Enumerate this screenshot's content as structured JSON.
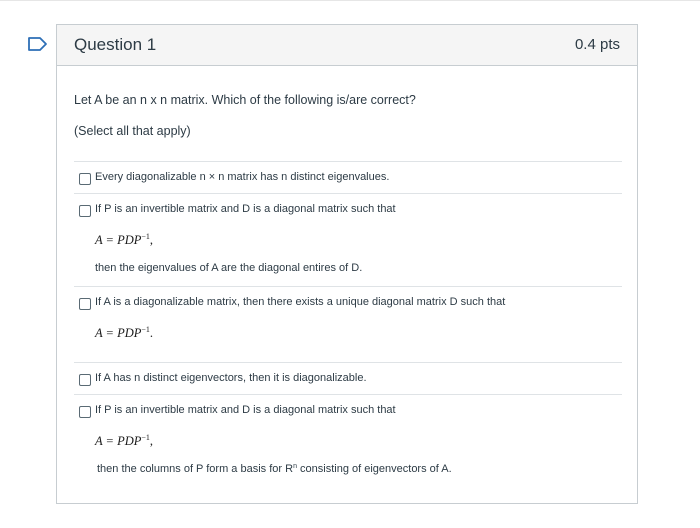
{
  "question": {
    "title": "Question 1",
    "points": "0.4 pts",
    "prompt": "Let A be an n x n matrix.  Which of the following is/are correct?",
    "hint": "(Select all that apply)"
  },
  "answers": [
    {
      "text": "Every diagonalizable n × n matrix has n distinct eigenvalues."
    },
    {
      "text": "If P is an invertible matrix and D is a diagonal matrix such that",
      "math_lhs": "A = PDP",
      "math_exp": "−1",
      "math_punct": ",",
      "follow": "then the eigenvalues of A are the diagonal entires of D."
    },
    {
      "text": "If A is a diagonalizable matrix, then there exists a unique diagonal matrix D such that",
      "math_lhs": "A = PDP",
      "math_exp": "−1",
      "math_punct": "."
    },
    {
      "text": "If A has n distinct eigenvectors, then it is diagonalizable."
    },
    {
      "text": "If P is an invertible matrix and D is a diagonal matrix such that",
      "math_lhs": "A = PDP",
      "math_exp": "−1",
      "math_punct": ",",
      "follow_pre": "then the columns of P form a basis for R",
      "follow_sup": "n",
      "follow_post": " consisting of eigenvectors of A."
    }
  ],
  "colors": {
    "flag": "#2d6fb6",
    "border": "#c7cdd1",
    "header_bg": "#f5f5f5",
    "text": "#2d3b45"
  }
}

***

Goal
State how many lines of the records above contain "distinct", with no words besides the number.

Result of this task
2